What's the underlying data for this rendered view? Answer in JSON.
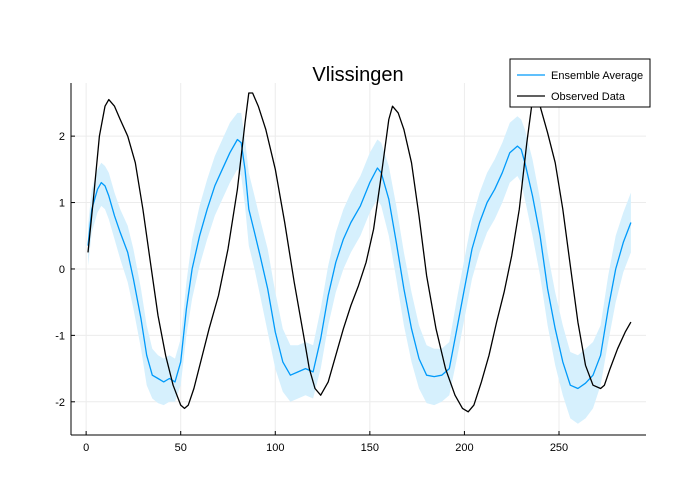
{
  "chart_data": {
    "type": "line",
    "title": "Vlissingen",
    "xlabel": "",
    "ylabel": "",
    "xlim": [
      -8,
      296
    ],
    "ylim": [
      -2.5,
      2.8
    ],
    "xticks": [
      0,
      50,
      100,
      150,
      200,
      250
    ],
    "xtick_labels": [
      "0",
      "50",
      "100",
      "150",
      "200",
      "250"
    ],
    "yticks": [
      -2,
      -1,
      0,
      1,
      2
    ],
    "ytick_labels": [
      "-2",
      "-1",
      "0",
      "1",
      "2"
    ],
    "grid": true,
    "legend_position": "top-right",
    "series": [
      {
        "name": "Ensemble Average",
        "color": "#009AFA",
        "band_color": "#D6F0FD",
        "x": [
          1,
          3,
          6,
          8,
          10,
          12,
          15,
          18,
          22,
          25,
          29,
          32,
          35,
          38,
          41,
          44,
          47,
          50,
          53,
          56,
          60,
          64,
          68,
          72,
          76,
          80,
          82,
          84,
          86,
          89,
          92,
          96,
          100,
          104,
          108,
          112,
          116,
          120,
          124,
          128,
          132,
          136,
          140,
          145,
          150,
          154,
          156,
          160,
          164,
          168,
          172,
          176,
          180,
          184,
          188,
          192,
          196,
          200,
          204,
          208,
          212,
          216,
          220,
          224,
          228,
          230,
          232,
          236,
          240,
          244,
          248,
          252,
          256,
          260,
          264,
          268,
          272,
          276,
          280,
          284,
          288
        ],
        "values": [
          0.35,
          0.9,
          1.2,
          1.3,
          1.25,
          1.1,
          0.8,
          0.55,
          0.25,
          -0.15,
          -0.75,
          -1.3,
          -1.6,
          -1.65,
          -1.7,
          -1.65,
          -1.7,
          -1.4,
          -0.6,
          0.0,
          0.5,
          0.9,
          1.25,
          1.5,
          1.75,
          1.95,
          1.9,
          1.5,
          0.9,
          0.55,
          0.2,
          -0.3,
          -0.95,
          -1.4,
          -1.6,
          -1.55,
          -1.5,
          -1.55,
          -1.05,
          -0.4,
          0.1,
          0.45,
          0.7,
          0.95,
          1.3,
          1.52,
          1.45,
          1.05,
          0.4,
          -0.3,
          -0.9,
          -1.35,
          -1.6,
          -1.62,
          -1.6,
          -1.5,
          -0.9,
          -0.3,
          0.3,
          0.7,
          1.0,
          1.2,
          1.45,
          1.75,
          1.85,
          1.8,
          1.6,
          1.1,
          0.5,
          -0.3,
          -0.9,
          -1.4,
          -1.75,
          -1.8,
          -1.72,
          -1.6,
          -1.3,
          -0.6,
          0.0,
          0.4,
          0.7
        ],
        "band_lower": [
          0.05,
          0.55,
          0.85,
          0.95,
          0.9,
          0.75,
          0.45,
          0.15,
          -0.2,
          -0.6,
          -1.2,
          -1.75,
          -1.95,
          -2.02,
          -2.05,
          -2.0,
          -2.0,
          -1.75,
          -1.0,
          -0.45,
          0.05,
          0.45,
          0.8,
          1.05,
          1.3,
          1.5,
          1.4,
          0.95,
          0.35,
          0.0,
          -0.4,
          -0.95,
          -1.5,
          -1.85,
          -2.0,
          -1.95,
          -1.9,
          -1.95,
          -1.5,
          -0.85,
          -0.35,
          0.0,
          0.25,
          0.5,
          0.85,
          1.05,
          0.95,
          0.5,
          -0.15,
          -0.85,
          -1.4,
          -1.8,
          -2.02,
          -2.05,
          -2.0,
          -1.9,
          -1.35,
          -0.75,
          -0.15,
          0.25,
          0.55,
          0.75,
          1.0,
          1.3,
          1.4,
          1.3,
          1.05,
          0.5,
          -0.1,
          -0.85,
          -1.45,
          -1.9,
          -2.25,
          -2.33,
          -2.25,
          -2.1,
          -1.75,
          -1.1,
          -0.5,
          -0.05,
          0.25
        ],
        "band_upper": [
          0.65,
          1.2,
          1.5,
          1.6,
          1.55,
          1.45,
          1.15,
          0.9,
          0.65,
          0.3,
          -0.3,
          -0.85,
          -1.2,
          -1.3,
          -1.35,
          -1.3,
          -1.35,
          -1.05,
          -0.2,
          0.45,
          0.95,
          1.35,
          1.7,
          1.95,
          2.2,
          2.35,
          2.35,
          1.95,
          1.45,
          1.1,
          0.75,
          0.3,
          -0.35,
          -0.9,
          -1.15,
          -1.15,
          -1.1,
          -1.15,
          -0.6,
          0.05,
          0.55,
          0.9,
          1.15,
          1.4,
          1.75,
          1.95,
          1.9,
          1.55,
          0.95,
          0.25,
          -0.35,
          -0.85,
          -1.15,
          -1.2,
          -1.2,
          -1.1,
          -0.45,
          0.15,
          0.75,
          1.15,
          1.45,
          1.65,
          1.9,
          2.2,
          2.3,
          2.25,
          2.1,
          1.65,
          1.05,
          0.25,
          -0.35,
          -0.85,
          -1.25,
          -1.3,
          -1.2,
          -1.1,
          -0.85,
          -0.1,
          0.5,
          0.85,
          1.15
        ]
      },
      {
        "name": "Observed Data",
        "color": "#000000",
        "x": [
          1,
          4,
          7,
          10,
          12,
          15,
          18,
          22,
          26,
          30,
          34,
          38,
          42,
          46,
          50,
          52,
          54,
          57,
          61,
          65,
          70,
          75,
          80,
          84,
          86,
          88,
          91,
          95,
          100,
          105,
          110,
          115,
          118,
          121,
          124,
          128,
          132,
          136,
          140,
          144,
          148,
          152,
          156,
          160,
          162,
          165,
          168,
          172,
          176,
          180,
          185,
          190,
          195,
          199,
          202,
          205,
          209,
          213,
          217,
          221,
          225,
          229,
          233,
          236,
          240,
          244,
          248,
          252,
          256,
          260,
          264,
          268,
          272,
          274,
          277,
          281,
          285,
          288
        ],
        "values": [
          0.25,
          1.1,
          2.0,
          2.45,
          2.55,
          2.45,
          2.25,
          2.0,
          1.6,
          0.9,
          0.1,
          -0.7,
          -1.3,
          -1.75,
          -2.05,
          -2.1,
          -2.05,
          -1.8,
          -1.35,
          -0.9,
          -0.4,
          0.3,
          1.2,
          2.2,
          2.65,
          2.65,
          2.45,
          2.1,
          1.5,
          0.7,
          -0.2,
          -1.0,
          -1.5,
          -1.8,
          -1.9,
          -1.7,
          -1.3,
          -0.9,
          -0.55,
          -0.25,
          0.1,
          0.6,
          1.4,
          2.25,
          2.45,
          2.35,
          2.1,
          1.6,
          0.8,
          -0.1,
          -0.9,
          -1.5,
          -1.9,
          -2.1,
          -2.15,
          -2.05,
          -1.7,
          -1.3,
          -0.8,
          -0.35,
          0.2,
          0.9,
          1.9,
          2.55,
          2.45,
          2.05,
          1.6,
          0.9,
          0.05,
          -0.8,
          -1.45,
          -1.75,
          -1.8,
          -1.75,
          -1.5,
          -1.2,
          -0.95,
          -0.8
        ]
      }
    ]
  }
}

**Instruction:**
Leave out the pictures and copy the rest of the material above exactly.

**Response to this task:**
What's the underlying data for this rendered view? Answer in JSON.
{
  "chart_data": {
    "type": "line",
    "title": "Vlissingen",
    "xlabel": "",
    "ylabel": "",
    "xlim": [
      -8,
      296
    ],
    "ylim": [
      -2.5,
      2.8
    ],
    "xticks": [
      0,
      50,
      100,
      150,
      200,
      250
    ],
    "xtick_labels": [
      "0",
      "50",
      "100",
      "150",
      "200",
      "250"
    ],
    "yticks": [
      -2,
      -1,
      0,
      1,
      2
    ],
    "ytick_labels": [
      "-2",
      "-1",
      "0",
      "1",
      "2"
    ],
    "grid": true,
    "legend_position": "top-right",
    "series": [
      {
        "name": "Ensemble Average",
        "color": "#009AFA",
        "band_color": "#D6F0FD",
        "x": [
          1,
          3,
          6,
          8,
          10,
          12,
          15,
          18,
          22,
          25,
          29,
          32,
          35,
          38,
          41,
          44,
          47,
          50,
          53,
          56,
          60,
          64,
          68,
          72,
          76,
          80,
          82,
          84,
          86,
          89,
          92,
          96,
          100,
          104,
          108,
          112,
          116,
          120,
          124,
          128,
          132,
          136,
          140,
          145,
          150,
          154,
          156,
          160,
          164,
          168,
          172,
          176,
          180,
          184,
          188,
          192,
          196,
          200,
          204,
          208,
          212,
          216,
          220,
          224,
          228,
          230,
          232,
          236,
          240,
          244,
          248,
          252,
          256,
          260,
          264,
          268,
          272,
          276,
          280,
          284,
          288
        ],
        "values": [
          0.35,
          0.9,
          1.2,
          1.3,
          1.25,
          1.1,
          0.8,
          0.55,
          0.25,
          -0.15,
          -0.75,
          -1.3,
          -1.6,
          -1.65,
          -1.7,
          -1.65,
          -1.7,
          -1.4,
          -0.6,
          0.0,
          0.5,
          0.9,
          1.25,
          1.5,
          1.75,
          1.95,
          1.9,
          1.5,
          0.9,
          0.55,
          0.2,
          -0.3,
          -0.95,
          -1.4,
          -1.6,
          -1.55,
          -1.5,
          -1.55,
          -1.05,
          -0.4,
          0.1,
          0.45,
          0.7,
          0.95,
          1.3,
          1.52,
          1.45,
          1.05,
          0.4,
          -0.3,
          -0.9,
          -1.35,
          -1.6,
          -1.62,
          -1.6,
          -1.5,
          -0.9,
          -0.3,
          0.3,
          0.7,
          1.0,
          1.2,
          1.45,
          1.75,
          1.85,
          1.8,
          1.6,
          1.1,
          0.5,
          -0.3,
          -0.9,
          -1.4,
          -1.75,
          -1.8,
          -1.72,
          -1.6,
          -1.3,
          -0.6,
          0.0,
          0.4,
          0.7
        ],
        "band_lower": [
          0.05,
          0.55,
          0.85,
          0.95,
          0.9,
          0.75,
          0.45,
          0.15,
          -0.2,
          -0.6,
          -1.2,
          -1.75,
          -1.95,
          -2.02,
          -2.05,
          -2.0,
          -2.0,
          -1.75,
          -1.0,
          -0.45,
          0.05,
          0.45,
          0.8,
          1.05,
          1.3,
          1.5,
          1.4,
          0.95,
          0.35,
          0.0,
          -0.4,
          -0.95,
          -1.5,
          -1.85,
          -2.0,
          -1.95,
          -1.9,
          -1.95,
          -1.5,
          -0.85,
          -0.35,
          0.0,
          0.25,
          0.5,
          0.85,
          1.05,
          0.95,
          0.5,
          -0.15,
          -0.85,
          -1.4,
          -1.8,
          -2.02,
          -2.05,
          -2.0,
          -1.9,
          -1.35,
          -0.75,
          -0.15,
          0.25,
          0.55,
          0.75,
          1.0,
          1.3,
          1.4,
          1.3,
          1.05,
          0.5,
          -0.1,
          -0.85,
          -1.45,
          -1.9,
          -2.25,
          -2.33,
          -2.25,
          -2.1,
          -1.75,
          -1.1,
          -0.5,
          -0.05,
          0.25
        ],
        "band_upper": [
          0.65,
          1.2,
          1.5,
          1.6,
          1.55,
          1.45,
          1.15,
          0.9,
          0.65,
          0.3,
          -0.3,
          -0.85,
          -1.2,
          -1.3,
          -1.35,
          -1.3,
          -1.35,
          -1.05,
          -0.2,
          0.45,
          0.95,
          1.35,
          1.7,
          1.95,
          2.2,
          2.35,
          2.35,
          1.95,
          1.45,
          1.1,
          0.75,
          0.3,
          -0.35,
          -0.9,
          -1.15,
          -1.15,
          -1.1,
          -1.15,
          -0.6,
          0.05,
          0.55,
          0.9,
          1.15,
          1.4,
          1.75,
          1.95,
          1.9,
          1.55,
          0.95,
          0.25,
          -0.35,
          -0.85,
          -1.15,
          -1.2,
          -1.2,
          -1.1,
          -0.45,
          0.15,
          0.75,
          1.15,
          1.45,
          1.65,
          1.9,
          2.2,
          2.3,
          2.25,
          2.1,
          1.65,
          1.05,
          0.25,
          -0.35,
          -0.85,
          -1.25,
          -1.3,
          -1.2,
          -1.1,
          -0.85,
          -0.1,
          0.5,
          0.85,
          1.15
        ]
      },
      {
        "name": "Observed Data",
        "color": "#000000",
        "x": [
          1,
          4,
          7,
          10,
          12,
          15,
          18,
          22,
          26,
          30,
          34,
          38,
          42,
          46,
          50,
          52,
          54,
          57,
          61,
          65,
          70,
          75,
          80,
          84,
          86,
          88,
          91,
          95,
          100,
          105,
          110,
          115,
          118,
          121,
          124,
          128,
          132,
          136,
          140,
          144,
          148,
          152,
          156,
          160,
          162,
          165,
          168,
          172,
          176,
          180,
          185,
          190,
          195,
          199,
          202,
          205,
          209,
          213,
          217,
          221,
          225,
          229,
          233,
          236,
          240,
          244,
          248,
          252,
          256,
          260,
          264,
          268,
          272,
          274,
          277,
          281,
          285,
          288
        ],
        "values": [
          0.25,
          1.1,
          2.0,
          2.45,
          2.55,
          2.45,
          2.25,
          2.0,
          1.6,
          0.9,
          0.1,
          -0.7,
          -1.3,
          -1.75,
          -2.05,
          -2.1,
          -2.05,
          -1.8,
          -1.35,
          -0.9,
          -0.4,
          0.3,
          1.2,
          2.2,
          2.65,
          2.65,
          2.45,
          2.1,
          1.5,
          0.7,
          -0.2,
          -1.0,
          -1.5,
          -1.8,
          -1.9,
          -1.7,
          -1.3,
          -0.9,
          -0.55,
          -0.25,
          0.1,
          0.6,
          1.4,
          2.25,
          2.45,
          2.35,
          2.1,
          1.6,
          0.8,
          -0.1,
          -0.9,
          -1.5,
          -1.9,
          -2.1,
          -2.15,
          -2.05,
          -1.7,
          -1.3,
          -0.8,
          -0.35,
          0.2,
          0.9,
          1.9,
          2.55,
          2.45,
          2.05,
          1.6,
          0.9,
          0.05,
          -0.8,
          -1.45,
          -1.75,
          -1.8,
          -1.75,
          -1.5,
          -1.2,
          -0.95,
          -0.8
        ]
      }
    ]
  }
}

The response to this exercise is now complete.